> [Task set]:
1: In the article on the "Let's Move" campaign, what container size did the rule Michael Bloomberg helped enact set as the limit for soda and other high-calorie drinks?
2: Proceed with the article on the "Let's Move" campaign, picking up from the point where it stops.

> [Text provided]:
While there is evidence of modest declines in childhood obesity rates in some parts of the country, the changes are due largely to steps taken before the first lady launched "Let's Move" in February 2010.

With the program entering its fourth year, Mrs. Obama heads out Wednesday on a two-day promotional tour with stops in Mississippi, Illinois and Missouri. She has been talking up the program on daytime and late-night TV shows, on the radio and in public service announcements with Big Bird. She also plans discussions next week on Google and Twitter.

"We're starting to see some shifts in the trend lines and the data where we're starting to show some improvement," the first lady told SiriusXM host B. Smith in an interview broadcast Tuesday. "We've been spending a lot of time educating and re-educating families and kids on how to eat, what to eat, how much exercise to get and how to do it in a way that doesn't completely disrupt someone's life."

Larry Soler, president and chief executive of the Partnership for a Healthier America, said Mrs. Obama has "been the leader in making the case for the time is now in childhood obesity and everyone has a role to play in overcoming the problem." The nonpartisan, nonprofit partnership was created as part of "Let's Move" to work with the private sector and to hold companies accountable for changes they promised to make.

Conservatives accused Mrs. Obama of going too far and dictating what people should ? and shouldn't ? eat after she played a major behind-the-scenes role in the passage in 2010 of a child nutrition law that required schools to make foods healthier. Former Alaska Gov. Sarah Palin, the Republican Party's vice presidential nominee in 2008, once brought cookies to a school and called the first lady's efforts a "nanny state run amok."

Other leaders in the effort, such as New York Mayor Michael Bloomberg, have felt the backlash, too. Last fall, Bloomberg helped enact the nation's first rule barring restaurants, cafeterias and concession stands from selling soda and other high-calorie drinks in containers larger than 16 ounces.

Despite the criticism, broad public support exists for some of the changes the first lady and the mayor are advocating, according to a recent Associated Press-NORC Center for Public Affairs Research poll.

> [Stored records]:

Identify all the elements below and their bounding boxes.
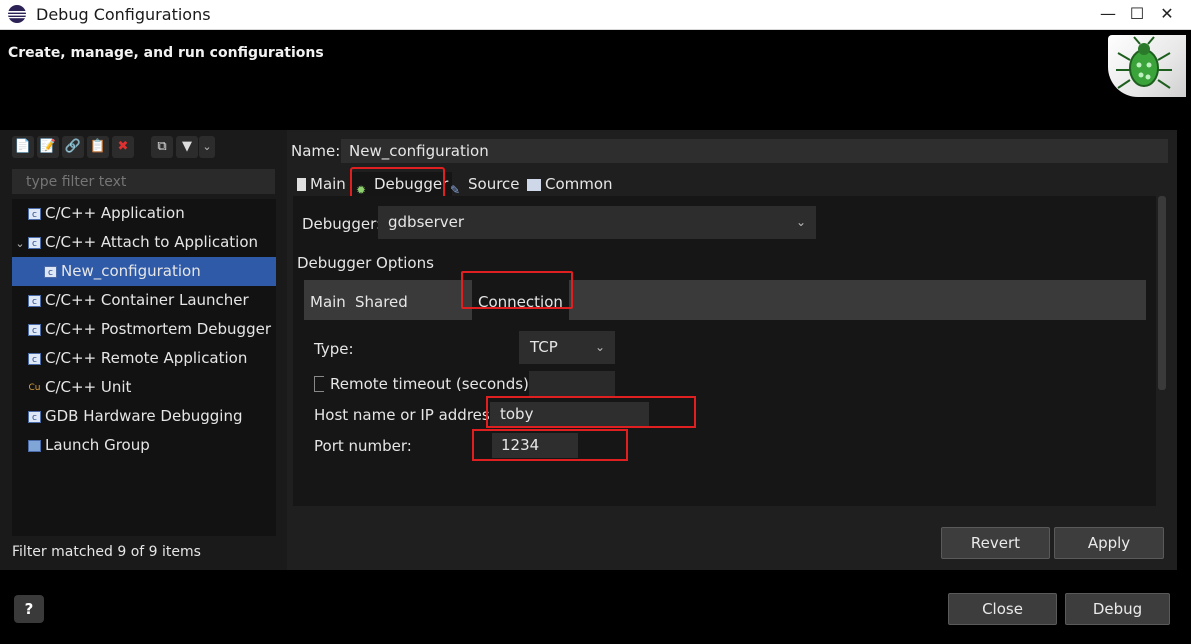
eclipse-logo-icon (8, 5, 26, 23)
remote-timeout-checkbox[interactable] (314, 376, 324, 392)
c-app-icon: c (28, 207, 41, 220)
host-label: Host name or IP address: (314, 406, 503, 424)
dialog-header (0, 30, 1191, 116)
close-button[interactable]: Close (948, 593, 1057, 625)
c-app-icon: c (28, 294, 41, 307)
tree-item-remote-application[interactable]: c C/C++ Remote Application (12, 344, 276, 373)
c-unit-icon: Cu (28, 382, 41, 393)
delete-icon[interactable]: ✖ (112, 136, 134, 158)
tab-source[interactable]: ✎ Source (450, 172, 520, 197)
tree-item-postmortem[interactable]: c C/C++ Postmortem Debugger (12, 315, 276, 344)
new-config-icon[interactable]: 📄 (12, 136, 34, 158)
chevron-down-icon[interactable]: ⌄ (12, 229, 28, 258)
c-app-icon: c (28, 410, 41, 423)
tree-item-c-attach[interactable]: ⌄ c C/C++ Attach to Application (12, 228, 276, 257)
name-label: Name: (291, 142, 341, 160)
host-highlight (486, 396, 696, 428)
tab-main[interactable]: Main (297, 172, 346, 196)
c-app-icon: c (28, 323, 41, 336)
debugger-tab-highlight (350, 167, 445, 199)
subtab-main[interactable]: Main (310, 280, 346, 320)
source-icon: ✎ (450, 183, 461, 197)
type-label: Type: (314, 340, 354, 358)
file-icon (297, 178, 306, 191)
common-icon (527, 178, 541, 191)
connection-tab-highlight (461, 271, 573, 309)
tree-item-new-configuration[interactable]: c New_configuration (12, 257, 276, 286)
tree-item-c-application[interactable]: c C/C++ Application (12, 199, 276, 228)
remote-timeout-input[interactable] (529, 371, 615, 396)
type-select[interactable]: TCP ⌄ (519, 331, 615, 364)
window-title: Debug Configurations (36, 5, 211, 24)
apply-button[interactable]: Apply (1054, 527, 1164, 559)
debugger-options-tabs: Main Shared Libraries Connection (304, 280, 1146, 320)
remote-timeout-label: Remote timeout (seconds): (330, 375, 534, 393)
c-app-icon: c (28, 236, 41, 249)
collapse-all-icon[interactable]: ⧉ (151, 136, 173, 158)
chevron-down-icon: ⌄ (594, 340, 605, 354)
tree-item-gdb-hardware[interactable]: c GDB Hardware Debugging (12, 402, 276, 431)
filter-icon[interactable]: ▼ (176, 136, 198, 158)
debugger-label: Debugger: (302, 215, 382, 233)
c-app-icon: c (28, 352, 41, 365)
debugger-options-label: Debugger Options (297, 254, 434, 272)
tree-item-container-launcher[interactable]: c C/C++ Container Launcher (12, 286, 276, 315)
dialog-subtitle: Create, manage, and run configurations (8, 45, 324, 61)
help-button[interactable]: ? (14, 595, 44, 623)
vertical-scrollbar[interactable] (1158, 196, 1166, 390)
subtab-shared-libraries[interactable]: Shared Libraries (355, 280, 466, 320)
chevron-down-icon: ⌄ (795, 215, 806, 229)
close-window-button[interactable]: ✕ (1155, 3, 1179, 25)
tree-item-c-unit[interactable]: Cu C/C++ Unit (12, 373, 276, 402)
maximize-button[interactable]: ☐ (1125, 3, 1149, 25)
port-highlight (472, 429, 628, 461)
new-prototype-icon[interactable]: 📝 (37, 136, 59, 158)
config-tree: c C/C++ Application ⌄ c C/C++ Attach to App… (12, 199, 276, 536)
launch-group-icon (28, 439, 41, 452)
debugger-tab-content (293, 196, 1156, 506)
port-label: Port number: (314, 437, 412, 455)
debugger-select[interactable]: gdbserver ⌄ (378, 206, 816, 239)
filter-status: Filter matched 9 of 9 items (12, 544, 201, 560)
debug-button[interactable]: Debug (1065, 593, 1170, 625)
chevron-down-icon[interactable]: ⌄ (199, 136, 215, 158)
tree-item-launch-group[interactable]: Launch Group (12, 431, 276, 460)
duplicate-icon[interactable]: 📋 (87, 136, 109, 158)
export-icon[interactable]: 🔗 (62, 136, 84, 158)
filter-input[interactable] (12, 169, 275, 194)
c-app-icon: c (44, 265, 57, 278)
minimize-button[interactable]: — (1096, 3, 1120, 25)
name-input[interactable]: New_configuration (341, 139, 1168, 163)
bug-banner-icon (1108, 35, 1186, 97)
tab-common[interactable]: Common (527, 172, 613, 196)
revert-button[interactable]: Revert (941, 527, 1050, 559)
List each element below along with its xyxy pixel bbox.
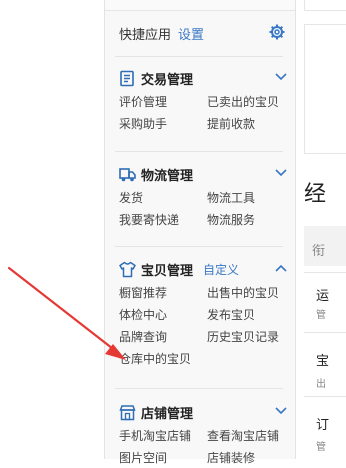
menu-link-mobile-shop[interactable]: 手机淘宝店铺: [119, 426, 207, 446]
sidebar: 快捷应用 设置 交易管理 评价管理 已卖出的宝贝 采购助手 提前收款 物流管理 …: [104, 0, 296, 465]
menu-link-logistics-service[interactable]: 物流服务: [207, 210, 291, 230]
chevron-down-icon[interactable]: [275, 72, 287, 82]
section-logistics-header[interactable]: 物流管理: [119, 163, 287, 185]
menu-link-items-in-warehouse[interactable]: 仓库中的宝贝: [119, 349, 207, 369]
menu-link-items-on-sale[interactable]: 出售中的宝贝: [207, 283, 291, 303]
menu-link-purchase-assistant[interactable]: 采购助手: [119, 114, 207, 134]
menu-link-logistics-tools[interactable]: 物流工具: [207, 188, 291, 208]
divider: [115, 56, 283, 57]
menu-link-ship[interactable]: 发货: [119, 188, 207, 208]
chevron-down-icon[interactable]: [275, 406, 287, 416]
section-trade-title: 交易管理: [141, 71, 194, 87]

> [Task-by-task outputs]:
1: 16 ounces

2:
More than eight in 10 of those surveyed, 84 percent, support requiring more physical activity in schools, and 83 percent favor government providing people with nutritional guidelines and information about diet and exercise. Seventy percent favor having restaurants put calorie counts on menus, and 75 percent consider overweightness and obesity a serious problem in this country, according to the Nov. 21-Dec. 14 survey by telephone of 1,011 adults.

Food industry representatives say Mrs. Obama has influenced their own efforts.

Mary Sophos of the Grocery Manufacturers Association, which represents the country's largest food companies, including General Mills and Kellogg's, said an industry effort to label the fronts of food packages with nutritional content gained momentum after Mrs. Obama, a mother of two, attended one of their meetings in 2010 and encouraged them to do more.

"She's not trying to point fingers," Sophos said. "She's trying to get people to focus on solutions."

A move by the companies signaling willingness to work with Mrs. Obama appears to have paid off as the Obama administration eased off some of the fights it appeared ready to pick four years ago.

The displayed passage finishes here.